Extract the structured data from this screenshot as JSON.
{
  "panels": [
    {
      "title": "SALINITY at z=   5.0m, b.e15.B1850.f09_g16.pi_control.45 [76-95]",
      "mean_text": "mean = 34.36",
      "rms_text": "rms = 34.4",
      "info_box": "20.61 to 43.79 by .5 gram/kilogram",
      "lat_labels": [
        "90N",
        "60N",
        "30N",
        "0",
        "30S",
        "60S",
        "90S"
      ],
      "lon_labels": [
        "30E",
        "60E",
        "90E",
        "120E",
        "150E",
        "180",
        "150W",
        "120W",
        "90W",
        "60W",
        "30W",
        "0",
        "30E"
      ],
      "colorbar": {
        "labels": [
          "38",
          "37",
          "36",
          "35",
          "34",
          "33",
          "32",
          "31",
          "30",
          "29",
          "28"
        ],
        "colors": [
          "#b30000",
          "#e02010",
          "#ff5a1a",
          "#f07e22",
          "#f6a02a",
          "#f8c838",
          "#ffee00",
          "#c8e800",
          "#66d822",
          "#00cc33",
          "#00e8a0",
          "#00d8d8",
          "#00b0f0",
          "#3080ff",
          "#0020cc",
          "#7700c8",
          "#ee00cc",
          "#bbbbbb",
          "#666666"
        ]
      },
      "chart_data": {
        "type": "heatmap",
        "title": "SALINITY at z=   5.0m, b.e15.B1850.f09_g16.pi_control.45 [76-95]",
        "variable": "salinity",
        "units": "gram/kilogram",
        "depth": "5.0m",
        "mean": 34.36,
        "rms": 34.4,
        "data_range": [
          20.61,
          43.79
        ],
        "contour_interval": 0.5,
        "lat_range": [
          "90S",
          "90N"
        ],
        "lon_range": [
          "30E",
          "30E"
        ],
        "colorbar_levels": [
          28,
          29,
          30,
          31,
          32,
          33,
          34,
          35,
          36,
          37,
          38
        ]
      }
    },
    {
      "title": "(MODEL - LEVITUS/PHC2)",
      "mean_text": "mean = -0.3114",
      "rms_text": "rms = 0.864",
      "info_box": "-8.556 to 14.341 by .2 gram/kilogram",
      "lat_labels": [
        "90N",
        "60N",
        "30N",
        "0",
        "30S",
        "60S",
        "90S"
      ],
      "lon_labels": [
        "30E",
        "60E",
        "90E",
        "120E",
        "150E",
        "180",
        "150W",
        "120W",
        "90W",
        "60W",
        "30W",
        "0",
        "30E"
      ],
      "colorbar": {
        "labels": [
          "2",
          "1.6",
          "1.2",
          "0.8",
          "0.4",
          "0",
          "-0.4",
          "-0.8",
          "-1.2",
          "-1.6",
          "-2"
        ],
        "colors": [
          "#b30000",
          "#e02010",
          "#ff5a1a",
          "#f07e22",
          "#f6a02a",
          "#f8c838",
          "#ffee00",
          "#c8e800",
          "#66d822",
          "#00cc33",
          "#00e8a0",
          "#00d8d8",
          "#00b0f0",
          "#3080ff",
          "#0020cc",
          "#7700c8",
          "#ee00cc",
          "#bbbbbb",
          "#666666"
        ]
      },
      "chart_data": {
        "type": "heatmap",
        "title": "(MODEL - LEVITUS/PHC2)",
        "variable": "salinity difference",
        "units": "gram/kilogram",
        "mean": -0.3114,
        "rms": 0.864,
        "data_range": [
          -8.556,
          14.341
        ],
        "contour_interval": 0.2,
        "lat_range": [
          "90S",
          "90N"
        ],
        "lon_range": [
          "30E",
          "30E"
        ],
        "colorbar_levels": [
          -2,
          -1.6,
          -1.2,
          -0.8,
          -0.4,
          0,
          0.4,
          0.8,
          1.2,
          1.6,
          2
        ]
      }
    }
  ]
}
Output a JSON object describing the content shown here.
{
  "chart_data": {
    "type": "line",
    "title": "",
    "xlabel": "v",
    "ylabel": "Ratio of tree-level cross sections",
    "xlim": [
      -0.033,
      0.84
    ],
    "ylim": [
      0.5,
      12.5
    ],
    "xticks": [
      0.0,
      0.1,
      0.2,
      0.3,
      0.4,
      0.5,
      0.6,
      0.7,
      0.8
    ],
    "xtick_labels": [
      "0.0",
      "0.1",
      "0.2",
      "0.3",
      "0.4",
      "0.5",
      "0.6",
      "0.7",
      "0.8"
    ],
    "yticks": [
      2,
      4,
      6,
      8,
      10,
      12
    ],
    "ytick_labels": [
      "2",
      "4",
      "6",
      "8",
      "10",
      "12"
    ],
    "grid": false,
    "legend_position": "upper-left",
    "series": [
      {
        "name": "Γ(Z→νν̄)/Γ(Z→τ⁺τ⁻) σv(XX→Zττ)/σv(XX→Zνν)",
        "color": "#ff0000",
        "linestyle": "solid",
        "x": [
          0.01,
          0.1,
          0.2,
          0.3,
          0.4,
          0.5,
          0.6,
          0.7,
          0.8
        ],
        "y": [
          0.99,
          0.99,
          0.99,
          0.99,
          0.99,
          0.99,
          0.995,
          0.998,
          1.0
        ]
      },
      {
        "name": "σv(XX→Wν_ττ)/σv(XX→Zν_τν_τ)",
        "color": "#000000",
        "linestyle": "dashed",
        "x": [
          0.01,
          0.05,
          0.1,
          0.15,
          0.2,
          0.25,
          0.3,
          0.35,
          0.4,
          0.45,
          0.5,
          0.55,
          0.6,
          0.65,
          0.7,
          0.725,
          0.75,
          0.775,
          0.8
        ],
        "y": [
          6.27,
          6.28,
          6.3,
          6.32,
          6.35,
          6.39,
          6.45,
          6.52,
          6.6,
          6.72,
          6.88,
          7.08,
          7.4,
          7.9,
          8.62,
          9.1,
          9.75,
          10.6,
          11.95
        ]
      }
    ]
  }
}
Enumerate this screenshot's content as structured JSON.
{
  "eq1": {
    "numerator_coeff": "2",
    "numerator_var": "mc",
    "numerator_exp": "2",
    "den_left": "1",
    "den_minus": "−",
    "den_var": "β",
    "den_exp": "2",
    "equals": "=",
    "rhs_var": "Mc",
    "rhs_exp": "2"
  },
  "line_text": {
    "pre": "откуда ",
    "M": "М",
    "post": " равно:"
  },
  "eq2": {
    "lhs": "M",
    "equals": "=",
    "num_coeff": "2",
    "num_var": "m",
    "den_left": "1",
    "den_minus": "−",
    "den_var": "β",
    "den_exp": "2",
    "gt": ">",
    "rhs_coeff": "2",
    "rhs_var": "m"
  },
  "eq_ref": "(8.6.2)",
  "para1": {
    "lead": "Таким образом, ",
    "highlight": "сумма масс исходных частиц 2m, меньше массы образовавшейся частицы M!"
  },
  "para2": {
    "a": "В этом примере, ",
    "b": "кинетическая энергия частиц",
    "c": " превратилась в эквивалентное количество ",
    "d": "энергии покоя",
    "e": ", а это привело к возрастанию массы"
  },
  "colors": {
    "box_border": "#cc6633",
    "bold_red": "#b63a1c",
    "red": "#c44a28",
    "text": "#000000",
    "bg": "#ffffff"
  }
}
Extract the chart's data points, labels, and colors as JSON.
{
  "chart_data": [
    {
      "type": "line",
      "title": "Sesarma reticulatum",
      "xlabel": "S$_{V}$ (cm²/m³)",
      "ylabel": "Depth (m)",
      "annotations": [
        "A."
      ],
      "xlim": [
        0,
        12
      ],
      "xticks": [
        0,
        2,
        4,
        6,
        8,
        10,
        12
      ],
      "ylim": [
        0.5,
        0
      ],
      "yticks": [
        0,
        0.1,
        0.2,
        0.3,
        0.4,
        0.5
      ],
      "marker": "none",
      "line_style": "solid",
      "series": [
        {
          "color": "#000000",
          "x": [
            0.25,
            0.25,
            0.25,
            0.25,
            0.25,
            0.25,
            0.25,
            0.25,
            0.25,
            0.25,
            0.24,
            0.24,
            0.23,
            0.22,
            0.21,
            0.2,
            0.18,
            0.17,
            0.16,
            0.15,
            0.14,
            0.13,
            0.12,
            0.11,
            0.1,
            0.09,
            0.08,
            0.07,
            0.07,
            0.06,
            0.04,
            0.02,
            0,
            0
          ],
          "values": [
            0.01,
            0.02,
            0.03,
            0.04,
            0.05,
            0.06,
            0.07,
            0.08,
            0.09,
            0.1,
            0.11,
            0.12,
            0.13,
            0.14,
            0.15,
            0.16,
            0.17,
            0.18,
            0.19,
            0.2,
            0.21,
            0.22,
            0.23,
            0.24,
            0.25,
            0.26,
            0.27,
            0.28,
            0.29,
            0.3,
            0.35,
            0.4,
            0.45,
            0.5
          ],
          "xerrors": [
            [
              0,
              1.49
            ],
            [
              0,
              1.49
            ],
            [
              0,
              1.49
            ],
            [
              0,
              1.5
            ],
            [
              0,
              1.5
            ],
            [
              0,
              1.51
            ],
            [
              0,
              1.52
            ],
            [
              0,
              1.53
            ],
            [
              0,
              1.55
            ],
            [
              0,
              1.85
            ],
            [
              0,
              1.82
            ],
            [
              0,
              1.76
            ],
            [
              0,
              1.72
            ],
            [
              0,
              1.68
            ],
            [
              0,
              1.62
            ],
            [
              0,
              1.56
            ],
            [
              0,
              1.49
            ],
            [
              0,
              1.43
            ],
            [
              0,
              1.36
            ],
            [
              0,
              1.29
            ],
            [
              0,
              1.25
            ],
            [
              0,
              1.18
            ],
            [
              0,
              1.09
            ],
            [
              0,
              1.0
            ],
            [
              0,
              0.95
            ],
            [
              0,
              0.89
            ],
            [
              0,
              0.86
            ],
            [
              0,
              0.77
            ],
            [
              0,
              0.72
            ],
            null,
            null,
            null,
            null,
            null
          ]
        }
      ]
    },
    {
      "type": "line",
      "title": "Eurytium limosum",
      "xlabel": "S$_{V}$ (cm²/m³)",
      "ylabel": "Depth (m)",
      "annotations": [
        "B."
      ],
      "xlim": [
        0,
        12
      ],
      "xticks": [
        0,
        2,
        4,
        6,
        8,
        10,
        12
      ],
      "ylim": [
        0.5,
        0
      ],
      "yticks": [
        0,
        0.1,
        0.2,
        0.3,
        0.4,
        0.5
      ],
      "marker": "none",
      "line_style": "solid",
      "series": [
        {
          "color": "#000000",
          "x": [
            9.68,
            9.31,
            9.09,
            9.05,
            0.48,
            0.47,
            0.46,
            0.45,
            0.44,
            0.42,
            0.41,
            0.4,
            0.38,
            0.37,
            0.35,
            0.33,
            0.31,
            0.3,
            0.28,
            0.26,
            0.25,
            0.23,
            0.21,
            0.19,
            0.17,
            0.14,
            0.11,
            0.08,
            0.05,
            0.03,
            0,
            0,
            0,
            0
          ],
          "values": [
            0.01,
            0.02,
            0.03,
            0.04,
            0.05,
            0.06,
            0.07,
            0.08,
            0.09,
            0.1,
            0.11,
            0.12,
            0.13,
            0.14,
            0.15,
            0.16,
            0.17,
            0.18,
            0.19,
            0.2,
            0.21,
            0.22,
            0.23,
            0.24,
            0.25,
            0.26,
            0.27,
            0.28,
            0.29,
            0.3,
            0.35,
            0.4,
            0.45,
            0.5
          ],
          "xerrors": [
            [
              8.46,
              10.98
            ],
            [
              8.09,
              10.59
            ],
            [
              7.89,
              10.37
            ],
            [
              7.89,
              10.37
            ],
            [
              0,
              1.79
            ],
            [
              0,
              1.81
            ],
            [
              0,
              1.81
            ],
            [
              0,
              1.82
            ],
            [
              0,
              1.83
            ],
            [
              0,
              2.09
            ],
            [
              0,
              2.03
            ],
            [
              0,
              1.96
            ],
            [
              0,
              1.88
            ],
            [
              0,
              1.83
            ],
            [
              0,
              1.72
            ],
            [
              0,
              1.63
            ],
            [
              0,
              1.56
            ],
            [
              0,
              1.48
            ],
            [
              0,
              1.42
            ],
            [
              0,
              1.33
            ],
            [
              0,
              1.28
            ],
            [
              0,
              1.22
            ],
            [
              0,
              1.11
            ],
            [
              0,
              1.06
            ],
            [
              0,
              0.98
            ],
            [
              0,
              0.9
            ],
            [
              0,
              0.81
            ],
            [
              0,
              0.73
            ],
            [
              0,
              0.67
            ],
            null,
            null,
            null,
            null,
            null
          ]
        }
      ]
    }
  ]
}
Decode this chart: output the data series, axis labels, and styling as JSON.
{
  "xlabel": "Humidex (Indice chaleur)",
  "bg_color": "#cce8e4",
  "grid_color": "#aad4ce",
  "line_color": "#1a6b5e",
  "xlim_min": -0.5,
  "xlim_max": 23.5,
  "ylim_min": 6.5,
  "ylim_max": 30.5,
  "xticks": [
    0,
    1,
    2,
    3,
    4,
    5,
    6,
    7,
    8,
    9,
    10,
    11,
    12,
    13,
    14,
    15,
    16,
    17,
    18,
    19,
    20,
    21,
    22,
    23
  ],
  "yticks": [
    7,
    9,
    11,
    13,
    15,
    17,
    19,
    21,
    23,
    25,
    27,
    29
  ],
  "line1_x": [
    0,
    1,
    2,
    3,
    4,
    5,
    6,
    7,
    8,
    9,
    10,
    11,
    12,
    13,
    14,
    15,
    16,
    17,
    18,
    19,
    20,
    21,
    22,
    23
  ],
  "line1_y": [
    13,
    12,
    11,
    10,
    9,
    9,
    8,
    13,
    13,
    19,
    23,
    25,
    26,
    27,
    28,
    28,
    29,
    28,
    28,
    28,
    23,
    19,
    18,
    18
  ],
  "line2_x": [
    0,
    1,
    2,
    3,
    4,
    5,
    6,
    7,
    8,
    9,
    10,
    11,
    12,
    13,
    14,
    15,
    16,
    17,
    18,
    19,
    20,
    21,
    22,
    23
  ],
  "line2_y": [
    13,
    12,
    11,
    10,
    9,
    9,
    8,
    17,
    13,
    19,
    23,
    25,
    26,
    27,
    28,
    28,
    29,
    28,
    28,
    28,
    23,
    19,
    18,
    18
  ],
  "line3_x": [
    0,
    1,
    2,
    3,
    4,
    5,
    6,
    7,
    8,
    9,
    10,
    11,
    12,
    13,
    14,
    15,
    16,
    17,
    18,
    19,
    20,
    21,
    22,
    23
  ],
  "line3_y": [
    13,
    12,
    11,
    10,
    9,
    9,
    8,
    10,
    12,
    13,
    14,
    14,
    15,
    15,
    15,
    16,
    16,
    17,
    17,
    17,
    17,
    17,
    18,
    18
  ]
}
==================================================
__Your task__. Extract every line containing the string "screenshot" from the material.

__Answer to this exercise__.
Extract the structured data from this screenshot as JSON.
Enumerate this screenshot's content as structured JSON.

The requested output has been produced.